Exercise: Copy every line in which the string "this" occurs.

Given records:

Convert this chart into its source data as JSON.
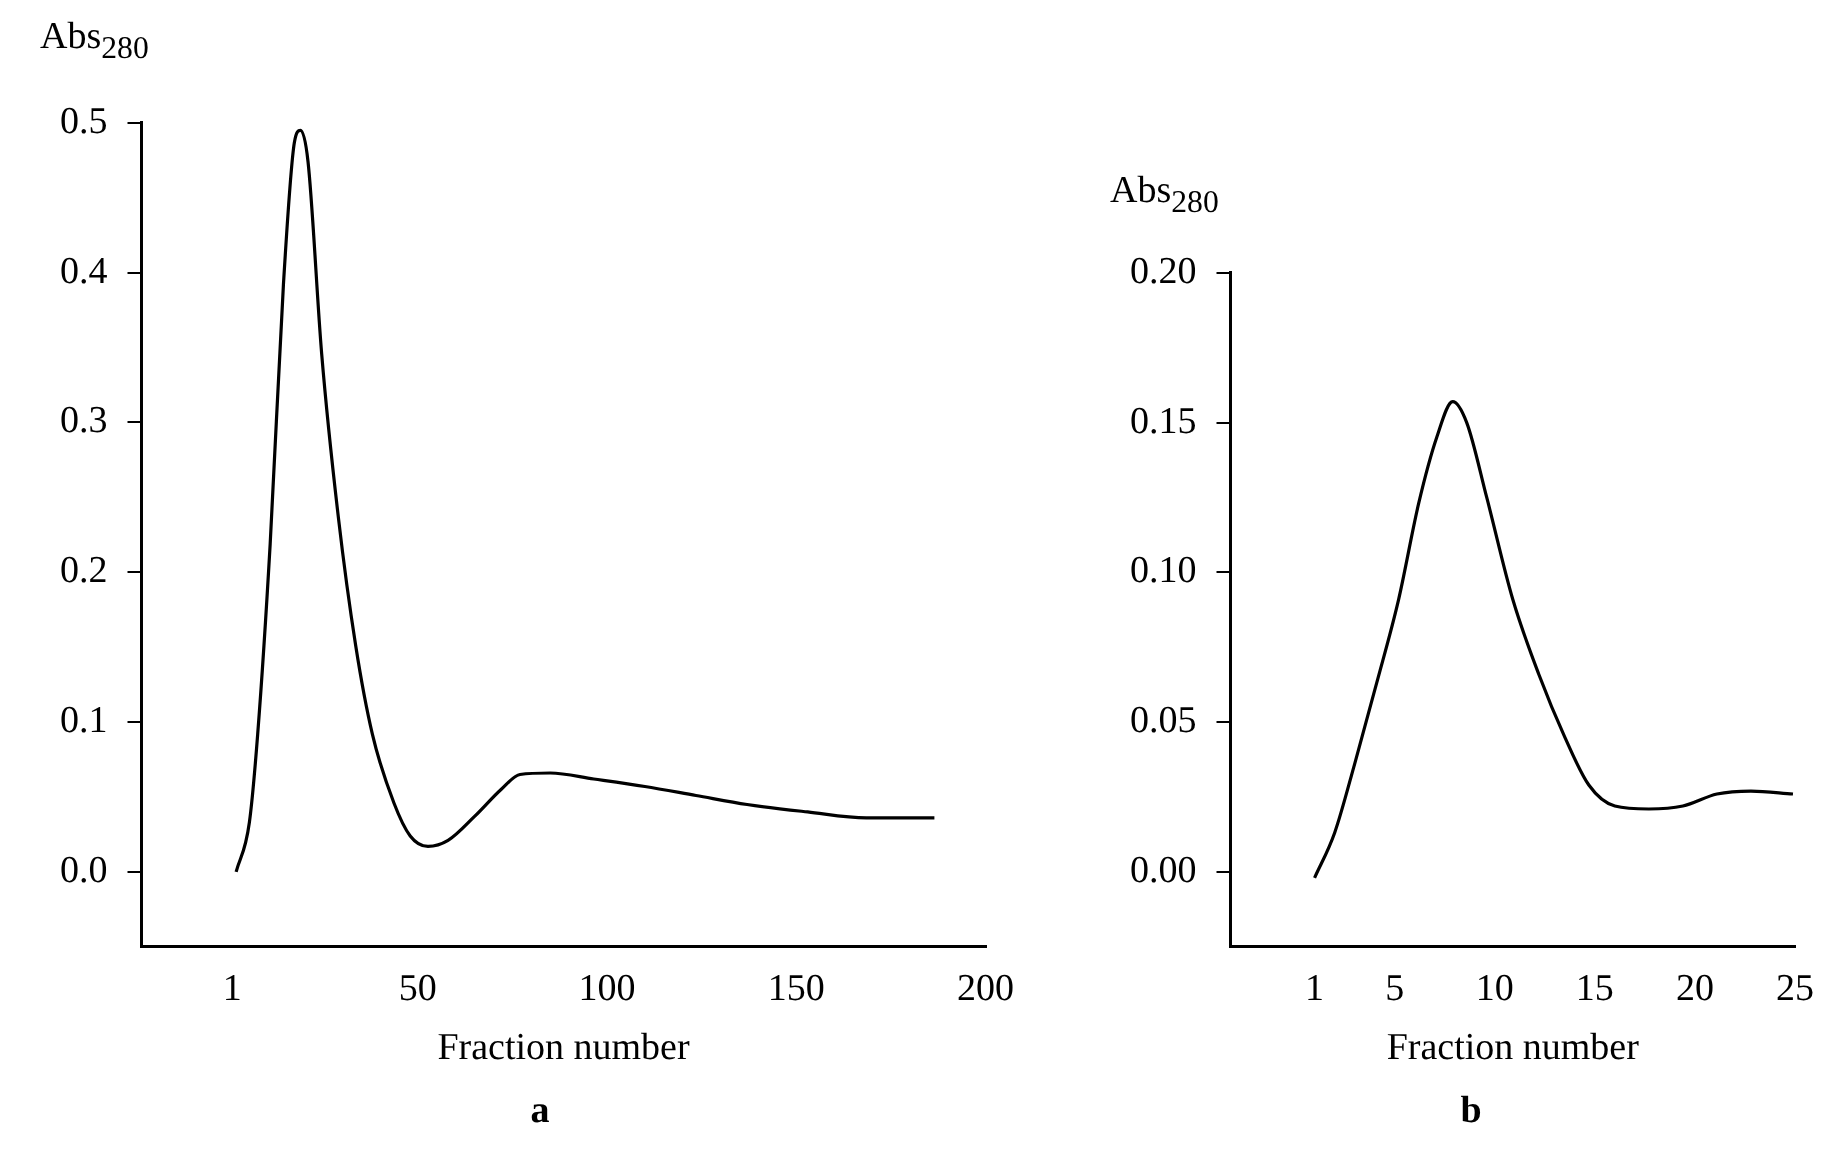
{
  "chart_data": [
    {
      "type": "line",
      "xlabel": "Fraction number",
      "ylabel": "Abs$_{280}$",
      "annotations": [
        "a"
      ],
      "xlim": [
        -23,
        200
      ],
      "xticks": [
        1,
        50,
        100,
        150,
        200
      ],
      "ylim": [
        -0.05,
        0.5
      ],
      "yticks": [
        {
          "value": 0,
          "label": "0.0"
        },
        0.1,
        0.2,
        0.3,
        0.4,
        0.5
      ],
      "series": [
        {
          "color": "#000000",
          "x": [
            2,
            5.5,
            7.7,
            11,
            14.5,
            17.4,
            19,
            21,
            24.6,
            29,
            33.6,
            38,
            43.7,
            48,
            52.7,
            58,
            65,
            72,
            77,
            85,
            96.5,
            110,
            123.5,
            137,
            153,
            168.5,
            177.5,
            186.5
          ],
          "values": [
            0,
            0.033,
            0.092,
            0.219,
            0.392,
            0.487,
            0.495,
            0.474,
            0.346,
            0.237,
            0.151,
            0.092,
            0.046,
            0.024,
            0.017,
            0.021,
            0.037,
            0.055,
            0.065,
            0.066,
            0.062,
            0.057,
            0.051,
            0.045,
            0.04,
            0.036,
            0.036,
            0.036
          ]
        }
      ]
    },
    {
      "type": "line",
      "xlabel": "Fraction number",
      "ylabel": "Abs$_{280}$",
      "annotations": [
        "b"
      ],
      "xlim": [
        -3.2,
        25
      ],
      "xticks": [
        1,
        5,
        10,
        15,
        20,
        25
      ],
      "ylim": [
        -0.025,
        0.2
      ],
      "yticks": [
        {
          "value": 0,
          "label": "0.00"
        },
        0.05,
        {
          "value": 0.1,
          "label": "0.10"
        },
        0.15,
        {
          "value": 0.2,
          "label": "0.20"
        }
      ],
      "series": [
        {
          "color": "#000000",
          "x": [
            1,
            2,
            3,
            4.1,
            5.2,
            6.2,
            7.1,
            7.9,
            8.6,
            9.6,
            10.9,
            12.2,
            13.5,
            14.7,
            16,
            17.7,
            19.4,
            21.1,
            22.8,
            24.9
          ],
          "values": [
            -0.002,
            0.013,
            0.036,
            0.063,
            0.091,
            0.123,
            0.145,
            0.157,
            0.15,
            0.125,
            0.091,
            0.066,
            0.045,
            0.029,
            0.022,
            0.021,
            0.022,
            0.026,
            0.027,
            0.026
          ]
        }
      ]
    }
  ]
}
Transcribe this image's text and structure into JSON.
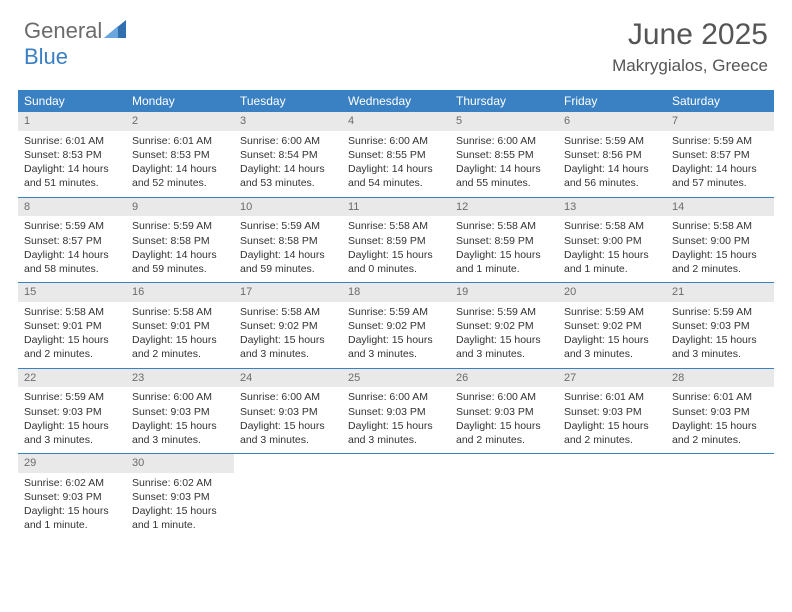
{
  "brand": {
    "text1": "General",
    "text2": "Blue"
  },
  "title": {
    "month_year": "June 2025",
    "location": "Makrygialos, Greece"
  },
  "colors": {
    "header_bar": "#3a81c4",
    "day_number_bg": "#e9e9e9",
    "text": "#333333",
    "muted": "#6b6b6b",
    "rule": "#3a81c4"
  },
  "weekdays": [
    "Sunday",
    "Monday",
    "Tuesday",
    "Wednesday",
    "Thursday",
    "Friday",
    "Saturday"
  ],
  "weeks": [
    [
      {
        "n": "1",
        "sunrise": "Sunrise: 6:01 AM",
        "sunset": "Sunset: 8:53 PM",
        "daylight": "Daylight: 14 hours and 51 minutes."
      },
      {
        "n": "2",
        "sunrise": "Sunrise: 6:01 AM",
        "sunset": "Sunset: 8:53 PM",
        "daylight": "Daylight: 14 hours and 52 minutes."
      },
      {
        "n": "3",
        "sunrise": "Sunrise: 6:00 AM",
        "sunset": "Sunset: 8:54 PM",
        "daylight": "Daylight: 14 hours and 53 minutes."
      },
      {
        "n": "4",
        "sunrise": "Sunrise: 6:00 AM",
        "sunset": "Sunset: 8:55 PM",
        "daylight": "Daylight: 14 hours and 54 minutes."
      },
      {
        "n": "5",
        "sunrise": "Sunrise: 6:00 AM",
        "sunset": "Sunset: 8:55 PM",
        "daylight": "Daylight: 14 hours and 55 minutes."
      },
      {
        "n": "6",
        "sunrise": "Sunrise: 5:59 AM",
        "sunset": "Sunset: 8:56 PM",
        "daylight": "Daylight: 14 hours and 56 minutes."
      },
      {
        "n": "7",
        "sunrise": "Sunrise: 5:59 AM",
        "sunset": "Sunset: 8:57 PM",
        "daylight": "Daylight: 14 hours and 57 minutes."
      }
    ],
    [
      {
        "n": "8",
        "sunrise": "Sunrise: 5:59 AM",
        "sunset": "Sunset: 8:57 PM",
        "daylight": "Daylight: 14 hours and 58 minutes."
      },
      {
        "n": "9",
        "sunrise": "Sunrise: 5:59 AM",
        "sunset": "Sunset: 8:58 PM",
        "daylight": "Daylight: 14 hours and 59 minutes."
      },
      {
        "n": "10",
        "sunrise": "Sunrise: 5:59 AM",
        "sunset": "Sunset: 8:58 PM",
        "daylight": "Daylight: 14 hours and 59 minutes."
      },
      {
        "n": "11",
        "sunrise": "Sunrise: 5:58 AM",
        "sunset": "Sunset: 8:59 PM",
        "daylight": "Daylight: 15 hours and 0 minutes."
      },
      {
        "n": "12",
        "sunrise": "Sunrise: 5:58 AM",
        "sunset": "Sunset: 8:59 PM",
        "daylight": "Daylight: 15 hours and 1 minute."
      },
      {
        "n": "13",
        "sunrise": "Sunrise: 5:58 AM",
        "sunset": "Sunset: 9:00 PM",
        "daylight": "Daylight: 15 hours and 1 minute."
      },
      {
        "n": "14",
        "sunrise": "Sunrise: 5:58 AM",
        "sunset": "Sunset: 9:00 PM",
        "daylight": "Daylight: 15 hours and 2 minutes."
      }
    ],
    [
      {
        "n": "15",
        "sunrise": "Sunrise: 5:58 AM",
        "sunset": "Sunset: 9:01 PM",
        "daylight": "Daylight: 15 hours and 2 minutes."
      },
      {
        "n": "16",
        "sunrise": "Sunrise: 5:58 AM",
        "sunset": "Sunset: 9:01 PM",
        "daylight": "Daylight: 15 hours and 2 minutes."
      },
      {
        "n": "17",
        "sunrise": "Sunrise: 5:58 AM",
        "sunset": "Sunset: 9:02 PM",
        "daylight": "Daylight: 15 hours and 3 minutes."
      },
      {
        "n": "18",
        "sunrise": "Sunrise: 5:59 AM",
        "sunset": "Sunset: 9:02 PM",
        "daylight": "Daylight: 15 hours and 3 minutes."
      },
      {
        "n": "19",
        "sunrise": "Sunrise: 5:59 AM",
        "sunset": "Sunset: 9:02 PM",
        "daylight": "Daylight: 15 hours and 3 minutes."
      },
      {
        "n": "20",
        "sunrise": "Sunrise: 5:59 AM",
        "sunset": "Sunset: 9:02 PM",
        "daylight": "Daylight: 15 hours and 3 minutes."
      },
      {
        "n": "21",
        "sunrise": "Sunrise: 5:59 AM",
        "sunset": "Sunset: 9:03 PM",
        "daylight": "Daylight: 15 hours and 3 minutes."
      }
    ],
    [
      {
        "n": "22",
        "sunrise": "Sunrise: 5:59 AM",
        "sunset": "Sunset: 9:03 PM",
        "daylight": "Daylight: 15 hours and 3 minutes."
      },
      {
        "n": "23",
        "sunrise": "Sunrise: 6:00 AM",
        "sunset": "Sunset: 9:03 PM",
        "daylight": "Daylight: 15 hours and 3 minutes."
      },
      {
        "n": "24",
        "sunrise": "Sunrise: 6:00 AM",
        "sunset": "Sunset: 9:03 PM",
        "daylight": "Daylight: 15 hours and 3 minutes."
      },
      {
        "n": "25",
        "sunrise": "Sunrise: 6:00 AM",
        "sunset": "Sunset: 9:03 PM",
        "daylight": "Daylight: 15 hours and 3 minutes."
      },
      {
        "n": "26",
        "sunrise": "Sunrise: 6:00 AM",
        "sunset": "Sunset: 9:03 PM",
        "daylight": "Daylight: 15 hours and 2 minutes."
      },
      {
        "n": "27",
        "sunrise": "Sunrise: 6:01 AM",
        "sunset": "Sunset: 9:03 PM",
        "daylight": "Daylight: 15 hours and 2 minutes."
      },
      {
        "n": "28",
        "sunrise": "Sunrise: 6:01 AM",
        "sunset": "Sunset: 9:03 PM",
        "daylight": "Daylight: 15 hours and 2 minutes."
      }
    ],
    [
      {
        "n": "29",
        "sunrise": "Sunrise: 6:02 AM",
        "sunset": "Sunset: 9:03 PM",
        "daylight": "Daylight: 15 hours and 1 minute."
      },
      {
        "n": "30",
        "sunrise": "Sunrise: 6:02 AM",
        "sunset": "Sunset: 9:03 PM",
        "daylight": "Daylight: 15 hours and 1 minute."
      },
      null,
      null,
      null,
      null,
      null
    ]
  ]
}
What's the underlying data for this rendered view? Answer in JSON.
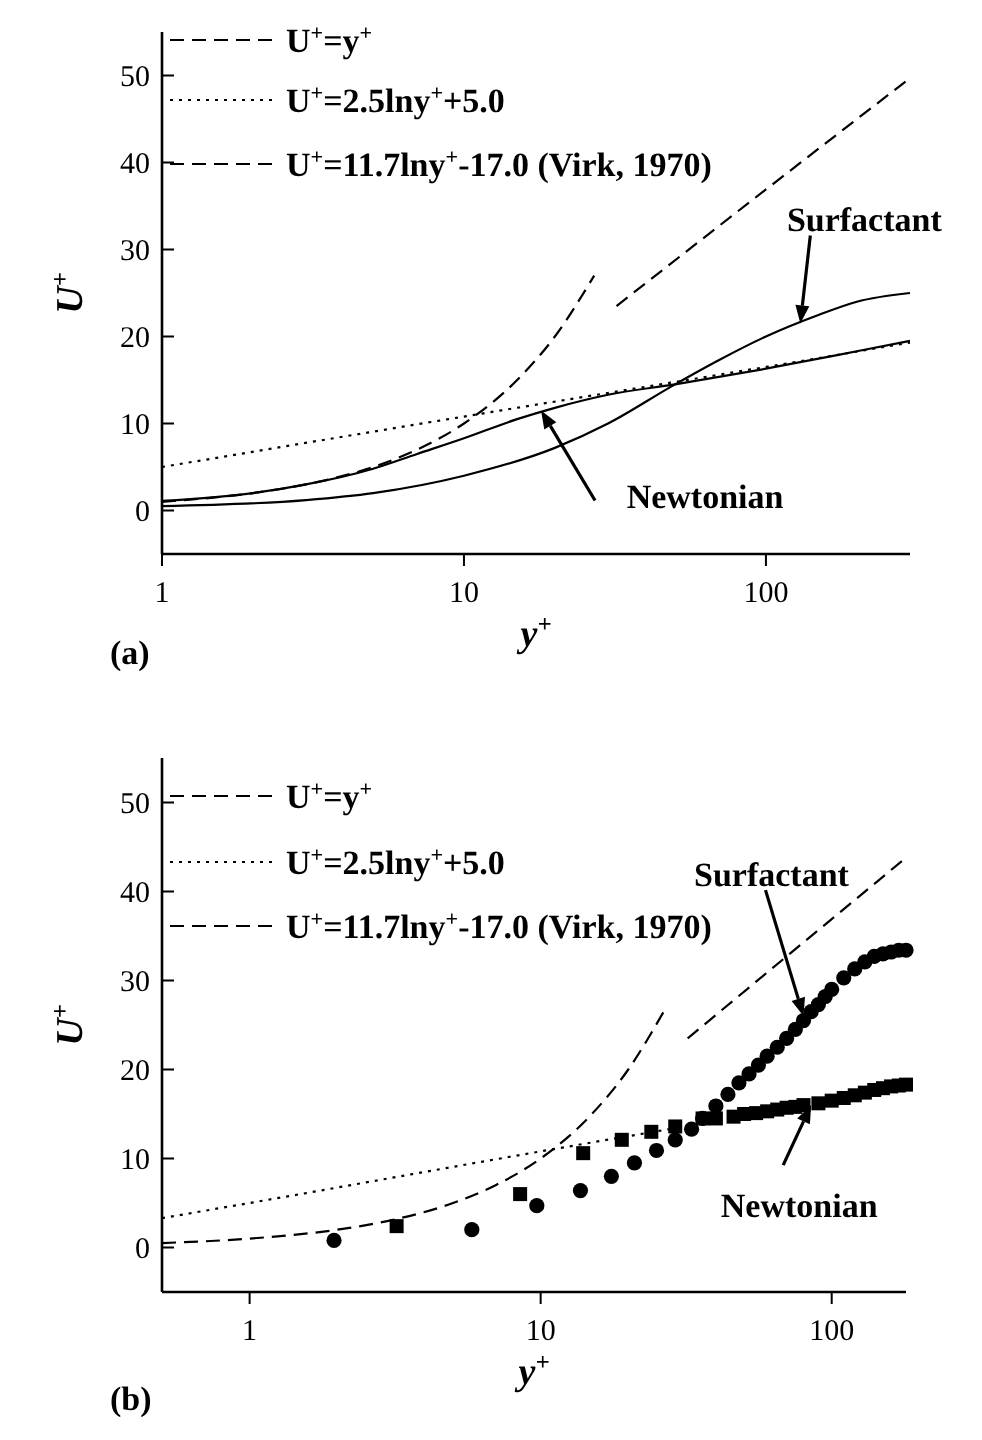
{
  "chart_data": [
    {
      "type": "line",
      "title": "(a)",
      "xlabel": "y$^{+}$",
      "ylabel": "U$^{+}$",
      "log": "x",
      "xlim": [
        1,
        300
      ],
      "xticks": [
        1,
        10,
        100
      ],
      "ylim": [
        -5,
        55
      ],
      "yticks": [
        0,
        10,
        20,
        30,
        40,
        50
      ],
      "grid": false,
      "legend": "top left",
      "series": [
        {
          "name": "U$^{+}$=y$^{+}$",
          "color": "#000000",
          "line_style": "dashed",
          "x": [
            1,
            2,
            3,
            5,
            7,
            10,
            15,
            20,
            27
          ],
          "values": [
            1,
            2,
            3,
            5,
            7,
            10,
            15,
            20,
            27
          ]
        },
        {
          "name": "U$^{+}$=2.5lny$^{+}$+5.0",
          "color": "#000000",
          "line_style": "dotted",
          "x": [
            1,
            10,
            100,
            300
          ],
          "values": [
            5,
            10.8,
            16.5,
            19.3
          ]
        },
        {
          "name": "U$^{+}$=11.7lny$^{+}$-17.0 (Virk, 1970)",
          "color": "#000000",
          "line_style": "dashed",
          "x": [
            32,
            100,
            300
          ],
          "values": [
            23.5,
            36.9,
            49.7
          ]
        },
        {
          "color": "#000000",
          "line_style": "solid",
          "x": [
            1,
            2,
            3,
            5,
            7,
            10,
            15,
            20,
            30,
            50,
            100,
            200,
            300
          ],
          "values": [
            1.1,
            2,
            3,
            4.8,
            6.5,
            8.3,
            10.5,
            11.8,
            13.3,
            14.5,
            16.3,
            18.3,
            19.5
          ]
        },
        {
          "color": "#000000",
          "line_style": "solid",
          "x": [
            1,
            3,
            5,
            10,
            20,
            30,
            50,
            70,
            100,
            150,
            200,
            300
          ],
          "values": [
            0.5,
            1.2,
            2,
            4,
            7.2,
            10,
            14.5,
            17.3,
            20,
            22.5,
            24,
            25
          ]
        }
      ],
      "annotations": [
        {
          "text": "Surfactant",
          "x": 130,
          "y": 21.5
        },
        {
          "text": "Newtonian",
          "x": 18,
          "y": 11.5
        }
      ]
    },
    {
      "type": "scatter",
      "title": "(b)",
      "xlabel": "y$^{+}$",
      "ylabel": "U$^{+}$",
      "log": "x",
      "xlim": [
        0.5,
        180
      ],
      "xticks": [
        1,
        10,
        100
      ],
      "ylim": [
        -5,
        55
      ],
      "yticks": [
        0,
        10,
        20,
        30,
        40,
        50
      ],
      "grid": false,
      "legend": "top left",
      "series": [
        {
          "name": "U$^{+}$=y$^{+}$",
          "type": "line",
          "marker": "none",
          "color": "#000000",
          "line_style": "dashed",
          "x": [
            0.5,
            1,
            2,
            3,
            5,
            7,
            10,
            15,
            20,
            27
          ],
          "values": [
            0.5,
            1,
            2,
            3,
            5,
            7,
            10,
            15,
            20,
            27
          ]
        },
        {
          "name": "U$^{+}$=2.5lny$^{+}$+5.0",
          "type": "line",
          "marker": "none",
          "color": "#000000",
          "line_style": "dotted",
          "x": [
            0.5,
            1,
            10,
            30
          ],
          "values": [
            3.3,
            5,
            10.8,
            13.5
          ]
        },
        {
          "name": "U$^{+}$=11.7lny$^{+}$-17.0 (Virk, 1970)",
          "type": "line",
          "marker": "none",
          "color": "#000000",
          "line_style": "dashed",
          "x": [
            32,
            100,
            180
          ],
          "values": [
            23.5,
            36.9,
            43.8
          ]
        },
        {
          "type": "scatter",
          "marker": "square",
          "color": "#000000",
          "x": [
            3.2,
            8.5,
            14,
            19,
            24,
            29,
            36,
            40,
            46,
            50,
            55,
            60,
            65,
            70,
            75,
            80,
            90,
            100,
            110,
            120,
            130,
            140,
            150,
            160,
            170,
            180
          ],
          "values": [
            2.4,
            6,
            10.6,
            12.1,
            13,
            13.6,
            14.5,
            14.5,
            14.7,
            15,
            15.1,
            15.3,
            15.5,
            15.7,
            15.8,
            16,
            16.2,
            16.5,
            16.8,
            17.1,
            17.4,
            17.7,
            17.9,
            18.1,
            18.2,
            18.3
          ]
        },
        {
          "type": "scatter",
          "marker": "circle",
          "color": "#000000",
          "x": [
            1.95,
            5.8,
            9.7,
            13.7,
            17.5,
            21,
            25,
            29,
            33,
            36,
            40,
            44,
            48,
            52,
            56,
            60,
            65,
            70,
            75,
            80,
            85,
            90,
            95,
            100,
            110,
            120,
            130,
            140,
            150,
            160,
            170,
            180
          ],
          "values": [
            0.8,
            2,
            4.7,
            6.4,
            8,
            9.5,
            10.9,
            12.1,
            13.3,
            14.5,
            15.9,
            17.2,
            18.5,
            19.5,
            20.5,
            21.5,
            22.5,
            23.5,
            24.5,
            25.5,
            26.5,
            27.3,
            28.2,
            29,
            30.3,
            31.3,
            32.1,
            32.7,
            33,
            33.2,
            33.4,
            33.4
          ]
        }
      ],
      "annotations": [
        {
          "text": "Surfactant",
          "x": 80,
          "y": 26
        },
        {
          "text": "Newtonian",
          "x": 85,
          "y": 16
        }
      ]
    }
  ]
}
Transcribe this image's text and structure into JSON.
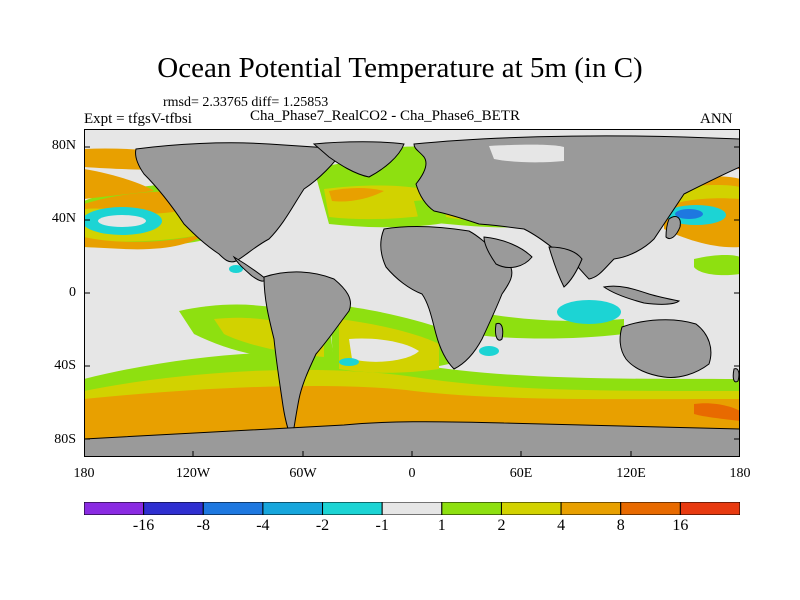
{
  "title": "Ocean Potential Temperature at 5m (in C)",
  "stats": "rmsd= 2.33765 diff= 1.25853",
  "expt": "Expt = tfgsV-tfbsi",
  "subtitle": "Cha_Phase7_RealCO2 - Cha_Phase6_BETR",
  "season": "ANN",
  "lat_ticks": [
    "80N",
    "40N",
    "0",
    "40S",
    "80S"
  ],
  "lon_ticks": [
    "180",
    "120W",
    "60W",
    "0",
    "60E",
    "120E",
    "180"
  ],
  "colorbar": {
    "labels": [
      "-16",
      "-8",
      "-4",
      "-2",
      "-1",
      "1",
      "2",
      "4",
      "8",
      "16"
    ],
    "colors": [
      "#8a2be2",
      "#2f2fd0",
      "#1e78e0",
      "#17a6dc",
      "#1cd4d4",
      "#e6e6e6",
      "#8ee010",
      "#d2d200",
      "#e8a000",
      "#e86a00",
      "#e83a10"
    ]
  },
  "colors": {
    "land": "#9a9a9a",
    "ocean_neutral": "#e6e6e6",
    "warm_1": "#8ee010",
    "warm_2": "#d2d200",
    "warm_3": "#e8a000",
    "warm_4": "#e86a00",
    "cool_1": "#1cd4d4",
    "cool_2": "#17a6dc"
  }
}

Task response:
Convert this chart into its source data as JSON.
Transcribe this image's text and structure into JSON.
What's the underlying data for this rendered view? Answer in JSON.
Transcribe this image's text and structure into JSON.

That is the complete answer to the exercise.